TASK DESCRIPTION: Each of the entries should be retyped precisely as it appears.

[Data entries]

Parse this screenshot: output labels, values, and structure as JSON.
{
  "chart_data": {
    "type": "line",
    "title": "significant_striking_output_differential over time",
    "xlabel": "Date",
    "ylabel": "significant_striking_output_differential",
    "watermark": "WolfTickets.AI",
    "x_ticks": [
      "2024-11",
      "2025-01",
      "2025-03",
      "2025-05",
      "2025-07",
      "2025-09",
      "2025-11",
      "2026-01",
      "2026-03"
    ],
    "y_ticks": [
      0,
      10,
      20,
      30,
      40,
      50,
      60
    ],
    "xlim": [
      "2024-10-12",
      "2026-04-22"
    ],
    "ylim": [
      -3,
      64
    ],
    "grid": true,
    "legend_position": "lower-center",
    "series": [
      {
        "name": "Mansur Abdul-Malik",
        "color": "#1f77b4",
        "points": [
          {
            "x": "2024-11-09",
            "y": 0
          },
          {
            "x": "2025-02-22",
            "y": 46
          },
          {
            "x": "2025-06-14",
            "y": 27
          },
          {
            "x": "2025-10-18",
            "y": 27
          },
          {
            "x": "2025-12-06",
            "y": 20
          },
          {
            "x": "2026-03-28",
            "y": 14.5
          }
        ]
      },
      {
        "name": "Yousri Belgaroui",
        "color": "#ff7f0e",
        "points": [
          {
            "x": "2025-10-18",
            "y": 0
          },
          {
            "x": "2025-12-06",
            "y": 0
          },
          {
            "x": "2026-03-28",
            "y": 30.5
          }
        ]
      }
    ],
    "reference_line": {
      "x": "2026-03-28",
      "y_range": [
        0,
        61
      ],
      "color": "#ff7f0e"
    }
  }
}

TASK RESULT:
Parse this screenshot: output labels, values, and structure as JSON.
{
  "chart_data": {
    "type": "line",
    "title": "significant_striking_output_differential over time",
    "xlabel": "Date",
    "ylabel": "significant_striking_output_differential",
    "watermark": "WolfTickets.AI",
    "x_ticks": [
      "2024-11",
      "2025-01",
      "2025-03",
      "2025-05",
      "2025-07",
      "2025-09",
      "2025-11",
      "2026-01",
      "2026-03"
    ],
    "y_ticks": [
      0,
      10,
      20,
      30,
      40,
      50,
      60
    ],
    "xlim": [
      "2024-10-12",
      "2026-04-22"
    ],
    "ylim": [
      -3,
      64
    ],
    "grid": true,
    "legend_position": "lower-center",
    "series": [
      {
        "name": "Mansur Abdul-Malik",
        "color": "#1f77b4",
        "points": [
          {
            "x": "2024-11-09",
            "y": 0
          },
          {
            "x": "2025-02-22",
            "y": 46
          },
          {
            "x": "2025-06-14",
            "y": 27
          },
          {
            "x": "2025-10-18",
            "y": 27
          },
          {
            "x": "2025-12-06",
            "y": 20
          },
          {
            "x": "2026-03-28",
            "y": 14.5
          }
        ]
      },
      {
        "name": "Yousri Belgaroui",
        "color": "#ff7f0e",
        "points": [
          {
            "x": "2025-10-18",
            "y": 0
          },
          {
            "x": "2025-12-06",
            "y": 0
          },
          {
            "x": "2026-03-28",
            "y": 30.5
          }
        ]
      }
    ],
    "reference_line": {
      "x": "2026-03-28",
      "y_range": [
        0,
        61
      ],
      "color": "#ff7f0e"
    }
  }
}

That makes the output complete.